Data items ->
········

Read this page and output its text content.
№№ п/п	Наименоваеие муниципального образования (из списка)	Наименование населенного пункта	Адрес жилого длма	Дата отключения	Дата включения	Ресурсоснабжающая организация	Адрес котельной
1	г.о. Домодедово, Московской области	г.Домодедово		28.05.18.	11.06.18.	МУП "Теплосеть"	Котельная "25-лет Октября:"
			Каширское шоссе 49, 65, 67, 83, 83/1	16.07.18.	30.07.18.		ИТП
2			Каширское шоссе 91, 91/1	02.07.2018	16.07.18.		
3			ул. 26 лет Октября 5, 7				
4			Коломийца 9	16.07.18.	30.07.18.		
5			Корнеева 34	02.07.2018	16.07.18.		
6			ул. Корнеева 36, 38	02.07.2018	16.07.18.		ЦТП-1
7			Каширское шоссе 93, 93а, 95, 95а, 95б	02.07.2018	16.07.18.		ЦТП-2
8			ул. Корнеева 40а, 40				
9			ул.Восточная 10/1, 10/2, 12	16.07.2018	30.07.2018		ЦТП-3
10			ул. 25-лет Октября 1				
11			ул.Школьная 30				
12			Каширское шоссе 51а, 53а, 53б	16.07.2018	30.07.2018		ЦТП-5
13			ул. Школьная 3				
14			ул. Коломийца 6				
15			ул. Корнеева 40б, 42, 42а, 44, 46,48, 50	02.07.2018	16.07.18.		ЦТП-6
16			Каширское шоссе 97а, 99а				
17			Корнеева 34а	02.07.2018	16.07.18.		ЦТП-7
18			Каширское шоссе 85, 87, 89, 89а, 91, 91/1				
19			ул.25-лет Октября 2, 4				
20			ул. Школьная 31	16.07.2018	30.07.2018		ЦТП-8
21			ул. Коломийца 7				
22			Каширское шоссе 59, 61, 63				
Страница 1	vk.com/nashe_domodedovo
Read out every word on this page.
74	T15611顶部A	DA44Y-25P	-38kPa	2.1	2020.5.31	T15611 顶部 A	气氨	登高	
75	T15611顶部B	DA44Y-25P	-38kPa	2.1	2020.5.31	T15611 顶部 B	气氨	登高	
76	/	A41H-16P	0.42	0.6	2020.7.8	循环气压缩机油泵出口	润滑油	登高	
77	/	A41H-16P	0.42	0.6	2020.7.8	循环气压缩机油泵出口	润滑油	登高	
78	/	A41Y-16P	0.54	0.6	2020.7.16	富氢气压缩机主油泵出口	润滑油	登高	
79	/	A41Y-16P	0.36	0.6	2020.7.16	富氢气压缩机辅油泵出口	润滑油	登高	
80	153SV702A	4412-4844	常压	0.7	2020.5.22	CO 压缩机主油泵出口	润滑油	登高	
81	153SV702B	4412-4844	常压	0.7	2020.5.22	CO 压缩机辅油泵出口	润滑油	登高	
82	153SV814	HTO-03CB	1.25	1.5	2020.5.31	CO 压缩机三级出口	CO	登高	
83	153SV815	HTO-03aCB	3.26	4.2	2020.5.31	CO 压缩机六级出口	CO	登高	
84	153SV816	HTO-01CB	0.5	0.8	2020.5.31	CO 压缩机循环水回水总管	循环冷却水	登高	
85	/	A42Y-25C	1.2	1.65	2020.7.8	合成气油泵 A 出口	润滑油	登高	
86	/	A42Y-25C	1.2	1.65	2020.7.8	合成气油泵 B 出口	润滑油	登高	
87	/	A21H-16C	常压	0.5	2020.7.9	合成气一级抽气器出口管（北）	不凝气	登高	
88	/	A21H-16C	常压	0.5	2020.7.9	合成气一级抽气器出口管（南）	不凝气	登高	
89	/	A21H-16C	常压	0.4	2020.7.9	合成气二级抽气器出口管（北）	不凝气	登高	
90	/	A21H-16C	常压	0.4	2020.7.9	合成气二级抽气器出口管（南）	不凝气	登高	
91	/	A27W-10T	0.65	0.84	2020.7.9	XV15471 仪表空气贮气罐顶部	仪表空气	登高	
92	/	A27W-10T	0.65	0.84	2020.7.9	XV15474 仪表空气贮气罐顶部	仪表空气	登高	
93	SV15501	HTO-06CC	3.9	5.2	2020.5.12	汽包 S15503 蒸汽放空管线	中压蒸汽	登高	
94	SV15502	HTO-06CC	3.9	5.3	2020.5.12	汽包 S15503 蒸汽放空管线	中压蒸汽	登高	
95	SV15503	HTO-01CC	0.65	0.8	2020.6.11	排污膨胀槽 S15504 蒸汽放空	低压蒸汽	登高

········

Your task is to repeat the data exactly; please include every line.

Exercise response ->
Read this page and output its text content.
№№ п/п	Наименоваеие муниципального образования (из списка)	Наименование населенного пункта	Адрес жилого длма	Дата отключения	Дата включения	Ресурсоснабжающая организация	Адрес котельной
1	г.о. Домодедово, Московской области	г.Домодедово		28.05.18.	11.06.18.	МУП "Теплосеть"	Котельная "25-лет Октября:"
			Каширское шоссе 49, 65, 67, 83, 83/1	16.07.18.	30.07.18.		ИТП
2			Каширское шоссе 91, 91/1	02.07.2018	16.07.18.		
3			ул. 26 лет Октября 5, 7				
4			Коломийца 9	16.07.18.	30.07.18.		
5			Корнеева 34	02.07.2018	16.07.18.		
6			ул. Корнеева 36, 38	02.07.2018	16.07.18.		ЦТП-1
7			Каширское шоссе 93, 93а, 95, 95а, 95б	02.07.2018	16.07.18.		ЦТП-2
8			ул. Корнеева 40а, 40				
9			ул.Восточная 10/1, 10/2, 12	16.07.2018	30.07.2018		ЦТП-3
10			ул. 25-лет Октября 1				
11			ул.Школьная 30				
12			Каширское шоссе 51а, 53а, 53б	16.07.2018	30.07.2018		ЦТП-5
13			ул. Школьная 3				
14			ул. Коломийца 6				
15			ул. Корнеева 40б, 42, 42а, 44, 46,48, 50	02.07.2018	16.07.18.		ЦТП-6
16			Каширское шоссе 97а, 99а				
17			Корнеева 34а	02.07.2018	16.07.18.		ЦТП-7
18			Каширское шоссе 85, 87, 89, 89а, 91, 91/1				
19			ул.25-лет Октября 2, 4				
20			ул. Школьная 31	16.07.2018	30.07.2018		ЦТП-8
21			ул. Коломийца 7				
22			Каширское шоссе 59, 61, 63				
Страница 1	vk.com/nashe_domodedovo
Read out every word on this page.
74	T15611顶部A	DA44Y-25P	-38kPa	2.1	2020.5.31	T15611 顶部 A	气氨	登高	
75	T15611顶部B	DA44Y-25P	-38kPa	2.1	2020.5.31	T15611 顶部 B	气氨	登高	
76	/	A41H-16P	0.42	0.6	2020.7.8	循环气压缩机油泵出口	润滑油	登高	
77	/	A41H-16P	0.42	0.6	2020.7.8	循环气压缩机油泵出口	润滑油	登高	
78	/	A41Y-16P	0.54	0.6	2020.7.16	富氢气压缩机主油泵出口	润滑油	登高	
79	/	A41Y-16P	0.36	0.6	2020.7.16	富氢气压缩机辅油泵出口	润滑油	登高	
80	153SV702A	4412-4844	常压	0.7	2020.5.22	CO 压缩机主油泵出口	润滑油	登高	
81	153SV702B	4412-4844	常压	0.7	2020.5.22	CO 压缩机辅油泵出口	润滑油	登高	
82	153SV814	HTO-03CB	1.25	1.5	2020.5.31	CO 压缩机三级出口	CO	登高	
83	153SV815	HTO-03aCB	3.26	4.2	2020.5.31	CO 压缩机六级出口	CO	登高	
84	153SV816	HTO-01CB	0.5	0.8	2020.5.31	CO 压缩机循环水回水总管	循环冷却水	登高	
85	/	A42Y-25C	1.2	1.65	2020.7.8	合成气油泵 A 出口	润滑油	登高	
86	/	A42Y-25C	1.2	1.65	2020.7.8	合成气油泵 B 出口	润滑油	登高	
87	/	A21H-16C	常压	0.5	2020.7.9	合成气一级抽气器出口管（北）	不凝气	登高	
88	/	A21H-16C	常压	0.5	2020.7.9	合成气一级抽气器出口管（南）	不凝气	登高	
89	/	A21H-16C	常压	0.4	2020.7.9	合成气二级抽气器出口管（北）	不凝气	登高	
90	/	A21H-16C	常压	0.4	2020.7.9	合成气二级抽气器出口管（南）	不凝气	登高	
91	/	A27W-10T	0.65	0.84	2020.7.9	XV15471 仪表空气贮气罐顶部	仪表空气	登高	
92	/	A27W-10T	0.65	0.84	2020.7.9	XV15474 仪表空气贮气罐顶部	仪表空气	登高	
93	SV15501	HTO-06CC	3.9	5.2	2020.5.12	汽包 S15503 蒸汽放空管线	中压蒸汽	登高	
94	SV15502	HTO-06CC	3.9	5.3	2020.5.12	汽包 S15503 蒸汽放空管线	中压蒸汽	登高	
95	SV15503	HTO-01CC	0.65	0.8	2020.6.11	排污膨胀槽 S15504 蒸汽放空	低压蒸汽	登高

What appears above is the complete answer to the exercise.